==== Records for processing ====
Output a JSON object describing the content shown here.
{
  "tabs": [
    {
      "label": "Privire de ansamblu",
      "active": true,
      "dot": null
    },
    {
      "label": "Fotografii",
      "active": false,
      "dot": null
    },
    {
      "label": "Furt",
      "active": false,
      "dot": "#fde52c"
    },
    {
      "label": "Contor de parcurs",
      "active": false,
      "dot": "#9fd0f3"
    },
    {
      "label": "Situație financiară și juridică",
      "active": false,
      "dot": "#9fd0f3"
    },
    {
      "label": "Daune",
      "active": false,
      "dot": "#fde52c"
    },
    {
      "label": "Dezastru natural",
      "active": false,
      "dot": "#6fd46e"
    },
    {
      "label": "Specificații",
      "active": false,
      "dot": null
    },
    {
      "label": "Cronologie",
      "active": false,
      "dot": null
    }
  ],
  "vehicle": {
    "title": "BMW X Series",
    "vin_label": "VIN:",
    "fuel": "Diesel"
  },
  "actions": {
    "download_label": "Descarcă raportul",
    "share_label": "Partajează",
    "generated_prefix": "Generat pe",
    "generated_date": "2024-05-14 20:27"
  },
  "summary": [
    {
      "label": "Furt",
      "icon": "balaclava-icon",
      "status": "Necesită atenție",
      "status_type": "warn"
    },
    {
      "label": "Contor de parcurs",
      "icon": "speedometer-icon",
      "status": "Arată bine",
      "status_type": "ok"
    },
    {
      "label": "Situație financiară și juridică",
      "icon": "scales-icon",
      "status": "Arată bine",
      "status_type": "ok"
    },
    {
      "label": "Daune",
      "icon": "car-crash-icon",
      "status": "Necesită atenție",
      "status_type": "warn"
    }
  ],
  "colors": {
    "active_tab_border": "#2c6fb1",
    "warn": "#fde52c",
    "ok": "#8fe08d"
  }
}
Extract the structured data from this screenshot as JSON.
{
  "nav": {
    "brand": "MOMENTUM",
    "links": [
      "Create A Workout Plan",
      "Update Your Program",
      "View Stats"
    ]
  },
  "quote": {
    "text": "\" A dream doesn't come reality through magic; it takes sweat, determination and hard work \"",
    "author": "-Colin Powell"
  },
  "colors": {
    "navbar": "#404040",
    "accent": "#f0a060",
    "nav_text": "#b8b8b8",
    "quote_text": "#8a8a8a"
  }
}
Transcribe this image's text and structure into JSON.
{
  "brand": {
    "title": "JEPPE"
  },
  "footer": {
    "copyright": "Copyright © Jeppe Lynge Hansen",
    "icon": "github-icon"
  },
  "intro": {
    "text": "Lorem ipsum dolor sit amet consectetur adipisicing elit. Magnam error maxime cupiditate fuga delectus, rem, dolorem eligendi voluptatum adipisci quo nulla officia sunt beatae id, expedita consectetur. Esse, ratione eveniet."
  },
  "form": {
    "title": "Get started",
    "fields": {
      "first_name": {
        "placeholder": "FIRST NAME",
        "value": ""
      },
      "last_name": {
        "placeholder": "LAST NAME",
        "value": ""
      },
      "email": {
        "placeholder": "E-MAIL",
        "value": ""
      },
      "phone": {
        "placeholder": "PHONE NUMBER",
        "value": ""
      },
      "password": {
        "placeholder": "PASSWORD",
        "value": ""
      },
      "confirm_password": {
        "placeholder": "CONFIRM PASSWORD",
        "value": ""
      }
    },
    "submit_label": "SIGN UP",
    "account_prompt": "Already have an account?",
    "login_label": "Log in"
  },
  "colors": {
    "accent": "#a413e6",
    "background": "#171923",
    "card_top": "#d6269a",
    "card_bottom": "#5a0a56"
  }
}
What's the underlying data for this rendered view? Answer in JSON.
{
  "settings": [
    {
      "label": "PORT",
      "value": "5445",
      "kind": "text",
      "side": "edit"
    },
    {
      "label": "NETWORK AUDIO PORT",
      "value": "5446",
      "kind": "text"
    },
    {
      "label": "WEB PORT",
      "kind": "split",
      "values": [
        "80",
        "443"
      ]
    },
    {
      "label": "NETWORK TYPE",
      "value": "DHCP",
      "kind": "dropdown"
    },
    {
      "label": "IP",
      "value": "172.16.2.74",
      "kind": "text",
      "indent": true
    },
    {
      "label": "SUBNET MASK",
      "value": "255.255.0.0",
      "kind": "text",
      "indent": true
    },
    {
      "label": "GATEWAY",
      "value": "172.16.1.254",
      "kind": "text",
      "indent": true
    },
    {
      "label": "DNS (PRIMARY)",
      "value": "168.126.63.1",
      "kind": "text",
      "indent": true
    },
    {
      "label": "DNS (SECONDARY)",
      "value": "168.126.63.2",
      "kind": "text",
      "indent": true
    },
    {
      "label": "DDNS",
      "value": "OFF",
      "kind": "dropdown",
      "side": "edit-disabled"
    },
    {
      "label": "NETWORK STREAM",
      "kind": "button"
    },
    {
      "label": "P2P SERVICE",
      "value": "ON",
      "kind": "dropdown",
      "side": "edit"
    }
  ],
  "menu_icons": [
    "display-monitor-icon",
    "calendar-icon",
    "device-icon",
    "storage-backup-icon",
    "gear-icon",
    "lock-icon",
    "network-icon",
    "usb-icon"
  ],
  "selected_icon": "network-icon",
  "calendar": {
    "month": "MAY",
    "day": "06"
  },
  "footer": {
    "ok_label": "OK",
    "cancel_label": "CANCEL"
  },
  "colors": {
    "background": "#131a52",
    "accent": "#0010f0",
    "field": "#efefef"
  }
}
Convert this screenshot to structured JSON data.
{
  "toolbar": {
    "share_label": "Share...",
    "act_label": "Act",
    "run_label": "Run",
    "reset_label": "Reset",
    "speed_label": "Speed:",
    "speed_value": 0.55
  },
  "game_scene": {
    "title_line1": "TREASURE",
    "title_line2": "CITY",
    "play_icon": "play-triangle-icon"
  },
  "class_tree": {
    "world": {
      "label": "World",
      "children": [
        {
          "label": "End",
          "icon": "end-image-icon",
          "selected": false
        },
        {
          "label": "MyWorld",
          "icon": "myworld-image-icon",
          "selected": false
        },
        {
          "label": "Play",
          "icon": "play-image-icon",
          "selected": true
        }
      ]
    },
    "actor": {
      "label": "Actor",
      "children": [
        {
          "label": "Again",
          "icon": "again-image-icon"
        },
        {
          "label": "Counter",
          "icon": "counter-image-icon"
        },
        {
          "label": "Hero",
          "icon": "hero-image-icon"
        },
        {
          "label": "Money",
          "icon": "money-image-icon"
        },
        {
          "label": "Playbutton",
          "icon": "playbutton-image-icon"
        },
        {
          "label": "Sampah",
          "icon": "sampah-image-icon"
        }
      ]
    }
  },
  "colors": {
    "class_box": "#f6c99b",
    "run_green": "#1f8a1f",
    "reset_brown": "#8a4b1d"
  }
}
====
What you need to do:
Copy all lines from the listing that contain "this".

Finished answer:
Extract the structured data from this screenshot as JSON.
Transcribe this image's text and structure into JSON.
What's the underlying data for this rendered view? Answer in JSON.
Convert this screenshot to structured JSON data.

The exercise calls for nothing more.